[START OF EXTRACTED RECORDS]
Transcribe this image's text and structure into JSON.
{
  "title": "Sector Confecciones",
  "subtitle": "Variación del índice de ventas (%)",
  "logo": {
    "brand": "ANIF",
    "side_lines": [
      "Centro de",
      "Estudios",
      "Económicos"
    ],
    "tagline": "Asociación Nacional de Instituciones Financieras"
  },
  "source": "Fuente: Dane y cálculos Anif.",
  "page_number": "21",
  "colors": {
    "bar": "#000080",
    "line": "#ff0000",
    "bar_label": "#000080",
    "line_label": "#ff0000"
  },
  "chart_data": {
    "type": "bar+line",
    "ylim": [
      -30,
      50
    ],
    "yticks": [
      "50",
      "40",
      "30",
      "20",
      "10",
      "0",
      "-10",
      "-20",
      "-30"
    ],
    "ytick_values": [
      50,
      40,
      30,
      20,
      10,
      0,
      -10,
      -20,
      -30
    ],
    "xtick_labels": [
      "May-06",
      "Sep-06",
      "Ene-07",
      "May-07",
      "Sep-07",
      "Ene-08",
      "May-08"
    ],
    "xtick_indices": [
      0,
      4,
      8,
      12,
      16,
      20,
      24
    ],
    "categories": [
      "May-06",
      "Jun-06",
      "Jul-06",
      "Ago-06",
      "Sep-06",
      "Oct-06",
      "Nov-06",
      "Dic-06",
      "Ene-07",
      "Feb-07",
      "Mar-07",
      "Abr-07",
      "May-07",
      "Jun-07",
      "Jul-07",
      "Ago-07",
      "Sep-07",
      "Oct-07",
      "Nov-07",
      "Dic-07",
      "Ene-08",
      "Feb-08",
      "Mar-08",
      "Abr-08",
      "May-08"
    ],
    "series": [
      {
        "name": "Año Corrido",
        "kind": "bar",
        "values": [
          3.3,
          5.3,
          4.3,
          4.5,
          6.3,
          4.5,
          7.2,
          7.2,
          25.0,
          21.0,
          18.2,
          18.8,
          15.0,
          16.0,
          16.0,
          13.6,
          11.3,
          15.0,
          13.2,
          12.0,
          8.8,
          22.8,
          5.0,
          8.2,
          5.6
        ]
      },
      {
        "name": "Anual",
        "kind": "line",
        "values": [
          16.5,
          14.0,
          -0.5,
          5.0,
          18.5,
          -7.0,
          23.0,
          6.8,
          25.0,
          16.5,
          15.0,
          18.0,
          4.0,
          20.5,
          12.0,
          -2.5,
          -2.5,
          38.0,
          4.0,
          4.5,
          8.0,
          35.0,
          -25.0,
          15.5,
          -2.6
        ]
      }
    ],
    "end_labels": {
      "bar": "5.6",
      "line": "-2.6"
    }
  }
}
[END OF EXTRACTED RECORDS]
- WORK REQUIRED: Using the data above, reproduce every line exactly.

- RESULT:
Transcribe this image's text and structure into JSON.
{
  "title": "Sector Confecciones",
  "subtitle": "Variación del índice de ventas (%)",
  "logo": {
    "brand": "ANIF",
    "side_lines": [
      "Centro de",
      "Estudios",
      "Económicos"
    ],
    "tagline": "Asociación Nacional de Instituciones Financieras"
  },
  "source": "Fuente: Dane y cálculos Anif.",
  "page_number": "21",
  "colors": {
    "bar": "#000080",
    "line": "#ff0000",
    "bar_label": "#000080",
    "line_label": "#ff0000"
  },
  "chart_data": {
    "type": "bar+line",
    "ylim": [
      -30,
      50
    ],
    "yticks": [
      "50",
      "40",
      "30",
      "20",
      "10",
      "0",
      "-10",
      "-20",
      "-30"
    ],
    "ytick_values": [
      50,
      40,
      30,
      20,
      10,
      0,
      -10,
      -20,
      -30
    ],
    "xtick_labels": [
      "May-06",
      "Sep-06",
      "Ene-07",
      "May-07",
      "Sep-07",
      "Ene-08",
      "May-08"
    ],
    "xtick_indices": [
      0,
      4,
      8,
      12,
      16,
      20,
      24
    ],
    "categories": [
      "May-06",
      "Jun-06",
      "Jul-06",
      "Ago-06",
      "Sep-06",
      "Oct-06",
      "Nov-06",
      "Dic-06",
      "Ene-07",
      "Feb-07",
      "Mar-07",
      "Abr-07",
      "May-07",
      "Jun-07",
      "Jul-07",
      "Ago-07",
      "Sep-07",
      "Oct-07",
      "Nov-07",
      "Dic-07",
      "Ene-08",
      "Feb-08",
      "Mar-08",
      "Abr-08",
      "May-08"
    ],
    "series": [
      {
        "name": "Año Corrido",
        "kind": "bar",
        "values": [
          3.3,
          5.3,
          4.3,
          4.5,
          6.3,
          4.5,
          7.2,
          7.2,
          25.0,
          21.0,
          18.2,
          18.8,
          15.0,
          16.0,
          16.0,
          13.6,
          11.3,
          15.0,
          13.2,
          12.0,
          8.8,
          22.8,
          5.0,
          8.2,
          5.6
        ]
      },
      {
        "name": "Anual",
        "kind": "line",
        "values": [
          16.5,
          14.0,
          -0.5,
          5.0,
          18.5,
          -7.0,
          23.0,
          6.8,
          25.0,
          16.5,
          15.0,
          18.0,
          4.0,
          20.5,
          12.0,
          -2.5,
          -2.5,
          38.0,
          4.0,
          4.5,
          8.0,
          35.0,
          -25.0,
          15.5,
          -2.6
        ]
      }
    ],
    "end_labels": {
      "bar": "5.6",
      "line": "-2.6"
    }
  }
}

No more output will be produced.